───── Data provided ─────
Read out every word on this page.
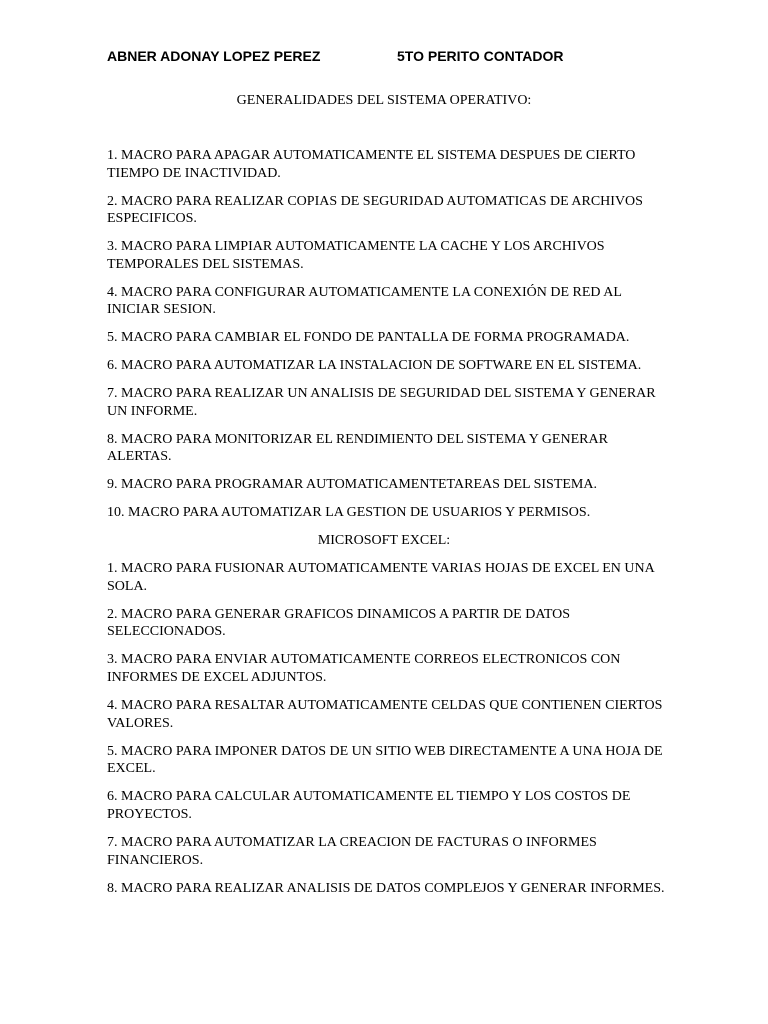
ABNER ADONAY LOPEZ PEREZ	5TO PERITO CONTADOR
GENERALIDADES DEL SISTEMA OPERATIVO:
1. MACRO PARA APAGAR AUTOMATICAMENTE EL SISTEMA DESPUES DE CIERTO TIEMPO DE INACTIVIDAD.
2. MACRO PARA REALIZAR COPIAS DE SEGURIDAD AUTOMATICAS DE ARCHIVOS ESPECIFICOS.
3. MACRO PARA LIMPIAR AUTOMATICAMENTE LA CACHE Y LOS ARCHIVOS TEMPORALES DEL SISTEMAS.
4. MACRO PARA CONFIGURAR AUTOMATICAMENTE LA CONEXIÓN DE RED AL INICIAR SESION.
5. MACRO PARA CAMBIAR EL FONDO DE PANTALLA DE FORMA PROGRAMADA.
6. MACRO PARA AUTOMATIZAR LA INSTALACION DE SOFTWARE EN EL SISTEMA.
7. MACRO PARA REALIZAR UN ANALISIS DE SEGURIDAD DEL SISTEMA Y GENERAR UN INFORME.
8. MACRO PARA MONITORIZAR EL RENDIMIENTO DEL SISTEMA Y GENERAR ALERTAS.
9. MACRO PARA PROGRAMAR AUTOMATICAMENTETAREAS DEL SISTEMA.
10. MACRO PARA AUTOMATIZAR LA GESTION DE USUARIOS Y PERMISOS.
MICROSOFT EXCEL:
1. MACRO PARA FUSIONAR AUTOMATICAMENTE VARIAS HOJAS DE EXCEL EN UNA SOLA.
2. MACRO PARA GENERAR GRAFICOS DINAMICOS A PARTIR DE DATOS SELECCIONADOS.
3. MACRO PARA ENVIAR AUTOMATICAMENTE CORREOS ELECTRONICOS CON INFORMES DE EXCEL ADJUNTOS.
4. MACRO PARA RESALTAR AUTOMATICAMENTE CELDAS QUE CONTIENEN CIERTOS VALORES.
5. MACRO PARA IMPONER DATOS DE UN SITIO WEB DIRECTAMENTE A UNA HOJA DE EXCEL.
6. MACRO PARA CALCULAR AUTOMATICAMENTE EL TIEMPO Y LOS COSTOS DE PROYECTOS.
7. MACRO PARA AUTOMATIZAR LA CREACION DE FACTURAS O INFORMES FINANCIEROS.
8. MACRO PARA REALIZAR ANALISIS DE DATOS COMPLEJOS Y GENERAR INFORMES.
─────
- **Problem**
Omit every picture, and otherwise quote the entries exactly.

- **Solution**
Read out every word on this page.
ABNER ADONAY LOPEZ PEREZ	5TO PERITO CONTADOR
GENERALIDADES DEL SISTEMA OPERATIVO:
1. MACRO PARA APAGAR AUTOMATICAMENTE EL SISTEMA DESPUES DE CIERTO TIEMPO DE INACTIVIDAD.
2. MACRO PARA REALIZAR COPIAS DE SEGURIDAD AUTOMATICAS DE ARCHIVOS ESPECIFICOS.
3. MACRO PARA LIMPIAR AUTOMATICAMENTE LA CACHE Y LOS ARCHIVOS TEMPORALES DEL SISTEMAS.
4. MACRO PARA CONFIGURAR AUTOMATICAMENTE LA CONEXIÓN DE RED AL INICIAR SESION.
5. MACRO PARA CAMBIAR EL FONDO DE PANTALLA DE FORMA PROGRAMADA.
6. MACRO PARA AUTOMATIZAR LA INSTALACION DE SOFTWARE EN EL SISTEMA.
7. MACRO PARA REALIZAR UN ANALISIS DE SEGURIDAD DEL SISTEMA Y GENERAR UN INFORME.
8. MACRO PARA MONITORIZAR EL RENDIMIENTO DEL SISTEMA Y GENERAR ALERTAS.
9. MACRO PARA PROGRAMAR AUTOMATICAMENTETAREAS DEL SISTEMA.
10. MACRO PARA AUTOMATIZAR LA GESTION DE USUARIOS Y PERMISOS.
MICROSOFT EXCEL:
1. MACRO PARA FUSIONAR AUTOMATICAMENTE VARIAS HOJAS DE EXCEL EN UNA SOLA.
2. MACRO PARA GENERAR GRAFICOS DINAMICOS A PARTIR DE DATOS SELECCIONADOS.
3. MACRO PARA ENVIAR AUTOMATICAMENTE CORREOS ELECTRONICOS CON INFORMES DE EXCEL ADJUNTOS.
4. MACRO PARA RESALTAR AUTOMATICAMENTE CELDAS QUE CONTIENEN CIERTOS VALORES.
5. MACRO PARA IMPONER DATOS DE UN SITIO WEB DIRECTAMENTE A UNA HOJA DE EXCEL.
6. MACRO PARA CALCULAR AUTOMATICAMENTE EL TIEMPO Y LOS COSTOS DE PROYECTOS.
7. MACRO PARA AUTOMATIZAR LA CREACION DE FACTURAS O INFORMES FINANCIEROS.
8. MACRO PARA REALIZAR ANALISIS DE DATOS COMPLEJOS Y GENERAR INFORMES.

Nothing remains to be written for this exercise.